**What the task requires**
Transcribe only the stretch of lines that opens with the line containing "What does this" and closes with the last line of the listing, skipping pictures.

++++++++++

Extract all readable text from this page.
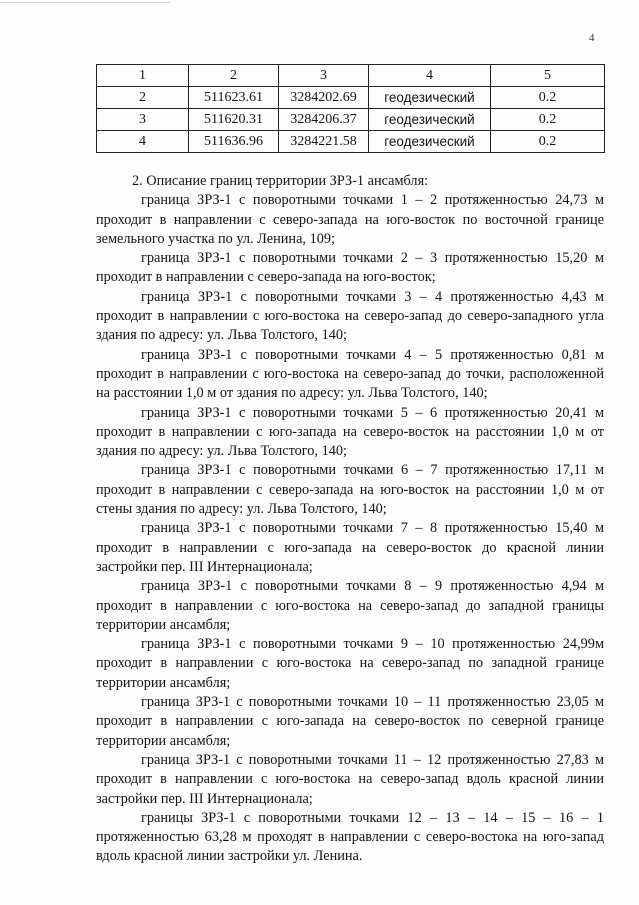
4
1	2	3	4	5
2	511623.61	3284202.69	геодезический	0.2
3	511620.31	3284206.37	геодезический	0.2
4	511636.96	3284221.58	геодезический	0.2

2. Описание границ территории ЗРЗ-1 ансамбля:

граница ЗРЗ-1 с поворотными точками 1 – 2 протяженностью 24,73 м проходит в направлении с северо-запада на юго-восток по восточной границе земельного участка по ул. Ленина, 109;

граница ЗРЗ-1 с поворотными точками 2 – 3 протяженностью 15,20 м проходит в направлении с северо-запада на юго-восток;

граница ЗРЗ-1 с поворотными точками 3 – 4 протяженностью 4,43 м проходит в направлении с юго-востока на северо-запад до северо-западного угла здания по адресу: ул. Льва Толстого, 140;

граница ЗРЗ-1 с поворотными точками 4 – 5 протяженностью 0,81 м проходит в направлении с юго-востока на северо-запад до точки, расположенной на расстоянии 1,0 м от здания по адресу: ул. Льва Толстого, 140;

граница ЗРЗ-1 с поворотными точками 5 – 6 протяженностью 20,41 м проходит в направлении с юго-запада на северо-восток на расстоянии 1,0 м от здания по адресу: ул. Льва Толстого, 140;

граница ЗРЗ-1 с поворотными точками 6 – 7 протяженностью 17,11 м проходит в направлении с северо-запада на юго-восток на расстоянии 1,0 м от стены здания по адресу: ул. Льва Толстого, 140;

граница ЗРЗ-1 с поворотными точками 7 – 8 протяженностью 15,40 м проходит в направлении с юго-запада на северо-восток до красной линии застройки пер. III Интернационала;

граница ЗРЗ-1 с поворотными точками 8 – 9 протяженностью 4,94 м проходит в направлении с юго-востока на северо-запад до западной границы территории ансамбля;

граница ЗРЗ-1 с поворотными точками 9 – 10 протяженностью 24,99м проходит в направлении с юго-востока на северо-запад по западной границе территории ансамбля;

граница ЗРЗ-1 с поворотными точками 10 – 11 протяженностью 23,05 м проходит в направлении с юго-запада на северо-восток по северной границе территории ансамбля;

граница ЗРЗ-1 с поворотными точками 11 – 12 протяженностью 27,83 м проходит в направлении с юго-востока на северо-запад вдоль красной линии застройки пер. III Интернационала;

границы ЗРЗ-1 с поворотными точками 12 – 13 – 14 – 15 – 16 – 1 протяженностью 63,28 м проходят в направлении с северо-востока на юго-запад вдоль красной линии застройки ул. Ленина.
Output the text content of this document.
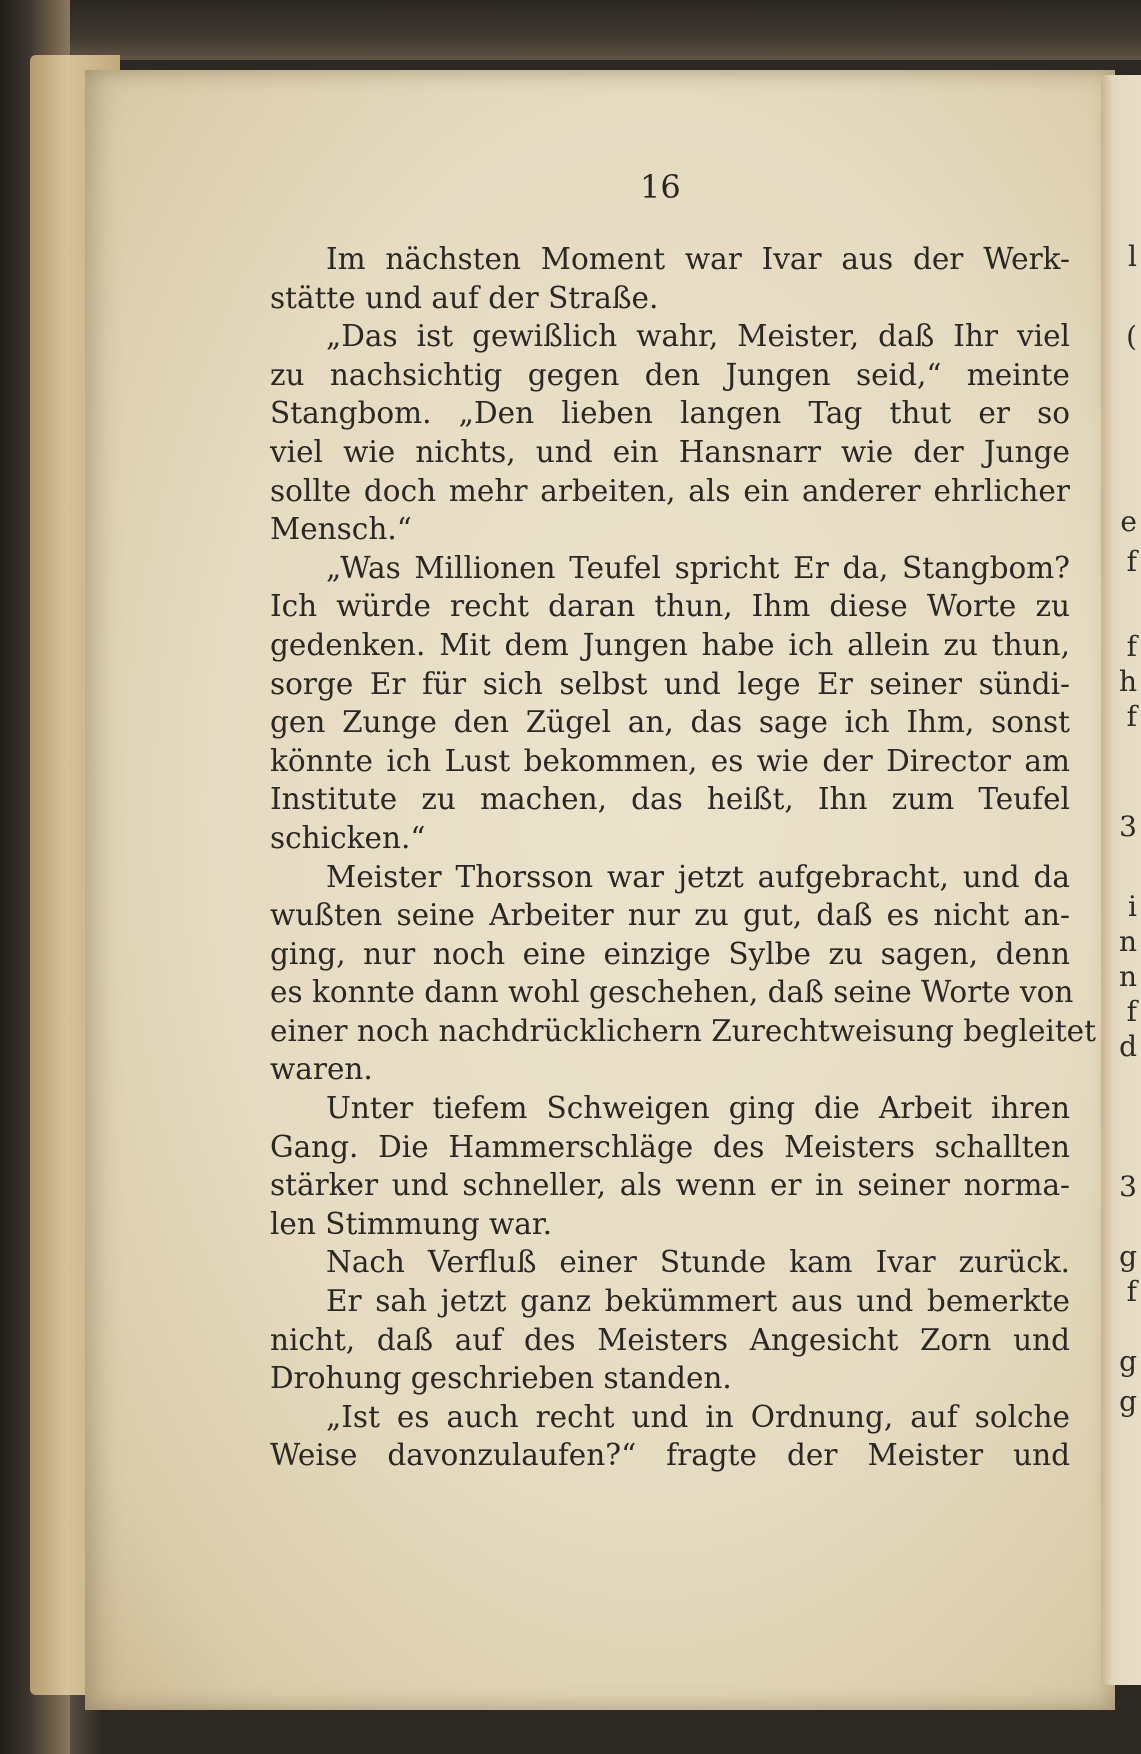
l
(
e
f
f
h
f
3
i
n
n
f
d
3
g
f
g
g
16
Im nächsten Moment war Ivar aus der Werk-
stätte und auf der Straße.
„Das ist gewißlich wahr, Meister, daß Ihr viel
zu nachsichtig gegen den Jungen seid,“ meinte
Stangbom. „Den lieben langen Tag thut er so
viel wie nichts, und ein Hansnarr wie der Junge
sollte doch mehr arbeiten, als ein anderer ehrlicher
Mensch.“
„Was Millionen Teufel spricht Er da, Stangbom?
Ich würde recht daran thun, Ihm diese Worte zu
gedenken. Mit dem Jungen habe ich allein zu thun,
sorge Er für sich selbst und lege Er seiner sündi-
gen Zunge den Zügel an, das sage ich Ihm, sonst
könnte ich Lust bekommen, es wie der Director am
Institute zu machen, das heißt, Ihn zum Teufel
schicken.“
Meister Thorsson war jetzt aufgebracht, und da
wußten seine Arbeiter nur zu gut, daß es nicht an-
ging, nur noch eine einzige Sylbe zu sagen, denn
es konnte dann wohl geschehen, daß seine Worte von
einer noch nachdrücklichern Zurechtweisung begleitet
waren.
Unter tiefem Schweigen ging die Arbeit ihren
Gang. Die Hammerschläge des Meisters schallten
stärker und schneller, als wenn er in seiner norma-
len Stimmung war.
Nach Verfluß einer Stunde kam Ivar zurück.
Er sah jetzt ganz bekümmert aus und bemerkte
nicht, daß auf des Meisters Angesicht Zorn und
Drohung geschrieben standen.
„Ist es auch recht und in Ordnung, auf solche
Weise davonzulaufen?“ fragte der Meister und
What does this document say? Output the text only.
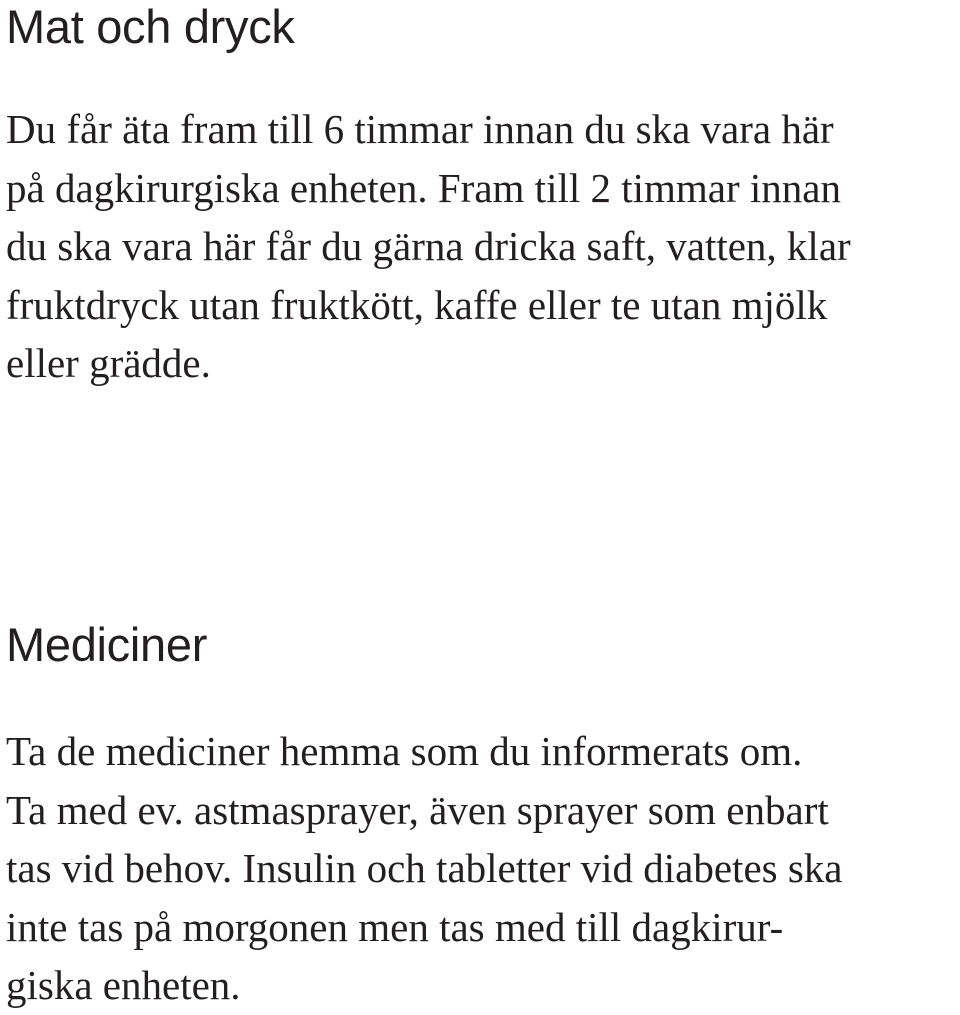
Mat och dryck

Du får äta fram till 6 timmar innan du ska vara här
på dagkirurgiska enheten. Fram till 2 timmar innan
du ska vara här får du gärna dricka saft, vatten, klar
fruktdryck utan fruktkött, kaffe eller te utan mjölk
eller grädde.

Mediciner

Ta de mediciner hemma som du informerats om.
Ta med ev. astmasprayer, även sprayer som enbart
tas vid behov. Insulin och tabletter vid diabetes ska
inte tas på morgonen men tas med till dagkirur-
giska enheten.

++++++++++

**Answer to the exercise**
What does this document say? Output the text only.
Mat och dryck

Du får äta fram till 6 timmar innan du ska vara här
på dagkirurgiska enheten. Fram till 2 timmar innan
du ska vara här får du gärna dricka saft, vatten, klar
fruktdryck utan fruktkött, kaffe eller te utan mjölk
eller grädde.

Mediciner

Ta de mediciner hemma som du informerats om.
Ta med ev. astmasprayer, även sprayer som enbart
tas vid behov. Insulin och tabletter vid diabetes ska
inte tas på morgonen men tas med till dagkirur-
giska enheten.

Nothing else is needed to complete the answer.